What is required
Read the lines below. Copy out any that hold the string "einem".
────────────────────────────────────────
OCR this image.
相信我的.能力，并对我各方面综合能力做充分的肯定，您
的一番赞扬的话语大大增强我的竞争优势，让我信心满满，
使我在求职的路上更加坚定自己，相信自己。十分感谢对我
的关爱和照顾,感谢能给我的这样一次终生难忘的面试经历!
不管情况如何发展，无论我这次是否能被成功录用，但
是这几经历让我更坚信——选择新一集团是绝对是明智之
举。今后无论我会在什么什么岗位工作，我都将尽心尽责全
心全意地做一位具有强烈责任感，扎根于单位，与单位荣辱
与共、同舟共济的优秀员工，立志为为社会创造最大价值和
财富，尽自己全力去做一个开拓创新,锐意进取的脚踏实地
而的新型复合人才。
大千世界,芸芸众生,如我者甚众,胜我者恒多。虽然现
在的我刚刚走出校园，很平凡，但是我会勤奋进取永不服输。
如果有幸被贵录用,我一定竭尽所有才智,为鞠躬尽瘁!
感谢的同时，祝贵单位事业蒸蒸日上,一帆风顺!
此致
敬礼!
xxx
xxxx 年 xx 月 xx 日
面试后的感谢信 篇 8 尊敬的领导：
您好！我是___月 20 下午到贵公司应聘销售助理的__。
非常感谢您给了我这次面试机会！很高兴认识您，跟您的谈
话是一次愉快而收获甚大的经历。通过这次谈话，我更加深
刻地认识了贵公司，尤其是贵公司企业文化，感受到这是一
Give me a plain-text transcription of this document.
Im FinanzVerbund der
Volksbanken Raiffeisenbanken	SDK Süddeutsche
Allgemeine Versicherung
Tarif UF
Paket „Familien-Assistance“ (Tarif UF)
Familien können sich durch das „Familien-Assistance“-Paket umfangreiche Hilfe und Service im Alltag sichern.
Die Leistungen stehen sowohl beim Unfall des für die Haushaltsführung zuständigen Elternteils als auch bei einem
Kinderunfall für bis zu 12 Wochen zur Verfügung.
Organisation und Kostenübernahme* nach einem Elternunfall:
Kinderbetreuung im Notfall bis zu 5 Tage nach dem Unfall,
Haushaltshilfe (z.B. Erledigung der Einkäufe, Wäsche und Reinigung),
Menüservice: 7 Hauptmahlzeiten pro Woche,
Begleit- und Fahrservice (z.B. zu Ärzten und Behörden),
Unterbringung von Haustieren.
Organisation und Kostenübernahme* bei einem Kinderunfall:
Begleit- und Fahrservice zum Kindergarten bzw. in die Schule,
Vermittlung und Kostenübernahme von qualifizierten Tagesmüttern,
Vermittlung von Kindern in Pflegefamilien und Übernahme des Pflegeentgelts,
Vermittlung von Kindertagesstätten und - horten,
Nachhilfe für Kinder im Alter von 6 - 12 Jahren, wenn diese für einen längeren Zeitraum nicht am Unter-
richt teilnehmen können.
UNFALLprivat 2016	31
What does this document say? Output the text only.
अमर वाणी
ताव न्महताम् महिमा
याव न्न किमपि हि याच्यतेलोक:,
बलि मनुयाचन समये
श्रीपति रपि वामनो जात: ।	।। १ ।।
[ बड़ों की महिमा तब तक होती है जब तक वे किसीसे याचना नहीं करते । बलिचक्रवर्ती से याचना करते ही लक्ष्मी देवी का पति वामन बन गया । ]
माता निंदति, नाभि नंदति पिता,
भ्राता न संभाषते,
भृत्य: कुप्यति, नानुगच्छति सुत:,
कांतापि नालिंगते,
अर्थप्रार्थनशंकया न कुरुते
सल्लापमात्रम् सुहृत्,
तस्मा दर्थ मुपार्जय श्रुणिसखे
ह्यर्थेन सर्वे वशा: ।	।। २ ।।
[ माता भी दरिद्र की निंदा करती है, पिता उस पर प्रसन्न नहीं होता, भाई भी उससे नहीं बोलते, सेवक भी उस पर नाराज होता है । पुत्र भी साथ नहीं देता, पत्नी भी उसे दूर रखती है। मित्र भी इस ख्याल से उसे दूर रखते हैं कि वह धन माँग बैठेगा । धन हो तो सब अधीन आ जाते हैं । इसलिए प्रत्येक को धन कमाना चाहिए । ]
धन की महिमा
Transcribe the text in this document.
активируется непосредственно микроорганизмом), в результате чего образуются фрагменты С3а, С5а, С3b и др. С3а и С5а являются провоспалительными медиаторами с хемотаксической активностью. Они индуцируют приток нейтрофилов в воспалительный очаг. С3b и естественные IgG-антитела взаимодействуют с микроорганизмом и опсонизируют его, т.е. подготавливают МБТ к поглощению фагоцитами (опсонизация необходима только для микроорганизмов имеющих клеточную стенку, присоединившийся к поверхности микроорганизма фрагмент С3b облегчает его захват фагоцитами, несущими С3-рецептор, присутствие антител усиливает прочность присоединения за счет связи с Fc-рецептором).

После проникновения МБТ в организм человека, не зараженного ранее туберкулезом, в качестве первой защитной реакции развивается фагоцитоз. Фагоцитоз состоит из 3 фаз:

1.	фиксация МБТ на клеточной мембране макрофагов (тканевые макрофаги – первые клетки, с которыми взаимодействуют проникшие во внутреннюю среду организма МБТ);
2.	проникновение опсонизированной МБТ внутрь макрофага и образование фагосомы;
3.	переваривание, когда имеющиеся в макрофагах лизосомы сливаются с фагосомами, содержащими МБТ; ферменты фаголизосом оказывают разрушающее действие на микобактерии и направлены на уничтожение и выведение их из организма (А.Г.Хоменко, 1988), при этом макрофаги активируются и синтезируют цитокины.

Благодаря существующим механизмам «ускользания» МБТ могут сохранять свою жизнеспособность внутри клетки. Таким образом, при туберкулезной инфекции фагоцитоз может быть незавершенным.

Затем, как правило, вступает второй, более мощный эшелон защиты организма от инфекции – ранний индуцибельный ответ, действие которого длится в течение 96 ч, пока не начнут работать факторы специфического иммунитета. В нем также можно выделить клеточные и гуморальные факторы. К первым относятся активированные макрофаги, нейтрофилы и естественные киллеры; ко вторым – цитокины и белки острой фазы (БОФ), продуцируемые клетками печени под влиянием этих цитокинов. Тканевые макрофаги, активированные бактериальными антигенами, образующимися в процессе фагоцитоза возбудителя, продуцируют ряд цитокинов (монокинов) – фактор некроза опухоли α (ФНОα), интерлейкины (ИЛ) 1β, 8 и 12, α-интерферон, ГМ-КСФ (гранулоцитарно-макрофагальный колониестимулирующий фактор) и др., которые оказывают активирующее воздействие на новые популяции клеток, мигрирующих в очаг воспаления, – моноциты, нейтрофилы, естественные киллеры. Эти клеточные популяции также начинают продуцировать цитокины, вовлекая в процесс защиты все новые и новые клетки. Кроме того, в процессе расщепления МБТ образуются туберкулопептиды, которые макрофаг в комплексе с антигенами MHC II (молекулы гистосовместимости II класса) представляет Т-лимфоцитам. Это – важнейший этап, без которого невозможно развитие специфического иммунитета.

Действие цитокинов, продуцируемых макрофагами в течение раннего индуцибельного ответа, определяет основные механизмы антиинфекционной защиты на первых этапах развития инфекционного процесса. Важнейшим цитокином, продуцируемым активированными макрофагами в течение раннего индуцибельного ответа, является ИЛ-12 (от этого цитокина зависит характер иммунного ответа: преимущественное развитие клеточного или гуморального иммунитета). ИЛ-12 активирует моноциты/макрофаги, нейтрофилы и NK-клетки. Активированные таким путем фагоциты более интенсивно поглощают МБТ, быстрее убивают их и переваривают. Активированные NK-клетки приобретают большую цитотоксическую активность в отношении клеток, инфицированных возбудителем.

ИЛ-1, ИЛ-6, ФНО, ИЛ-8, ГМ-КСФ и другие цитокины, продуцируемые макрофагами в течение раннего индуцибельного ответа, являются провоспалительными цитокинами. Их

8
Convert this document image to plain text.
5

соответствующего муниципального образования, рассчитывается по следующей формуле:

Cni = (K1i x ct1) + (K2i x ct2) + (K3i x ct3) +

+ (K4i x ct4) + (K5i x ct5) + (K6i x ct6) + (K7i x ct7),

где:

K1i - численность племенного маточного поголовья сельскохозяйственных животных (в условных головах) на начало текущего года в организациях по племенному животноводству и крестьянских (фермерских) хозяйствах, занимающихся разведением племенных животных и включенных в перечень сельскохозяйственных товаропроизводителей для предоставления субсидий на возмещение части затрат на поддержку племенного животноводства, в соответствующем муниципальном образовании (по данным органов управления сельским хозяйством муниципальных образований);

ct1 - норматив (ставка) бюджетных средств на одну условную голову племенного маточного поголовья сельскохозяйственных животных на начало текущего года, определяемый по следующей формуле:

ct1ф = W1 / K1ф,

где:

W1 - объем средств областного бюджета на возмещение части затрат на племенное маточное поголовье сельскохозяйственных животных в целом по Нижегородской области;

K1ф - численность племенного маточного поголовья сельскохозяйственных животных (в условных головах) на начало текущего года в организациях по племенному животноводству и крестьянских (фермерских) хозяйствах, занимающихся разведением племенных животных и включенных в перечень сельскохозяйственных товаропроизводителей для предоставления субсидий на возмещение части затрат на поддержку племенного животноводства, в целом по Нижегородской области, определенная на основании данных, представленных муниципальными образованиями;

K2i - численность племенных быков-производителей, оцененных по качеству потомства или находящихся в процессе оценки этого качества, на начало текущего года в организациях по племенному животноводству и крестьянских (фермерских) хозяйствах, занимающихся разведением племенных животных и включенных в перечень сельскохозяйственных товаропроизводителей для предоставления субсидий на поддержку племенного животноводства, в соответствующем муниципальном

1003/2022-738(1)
────────────────────────────────────────
Reply
Die Leistungen stehen sowohl beim Unfall des für die Haushaltsführung zuständigen Elternteils als auch bei einem
Organisation und Kostenübernahme* nach einem Elternunfall:
Organisation und Kostenübernahme* bei einem Kinderunfall:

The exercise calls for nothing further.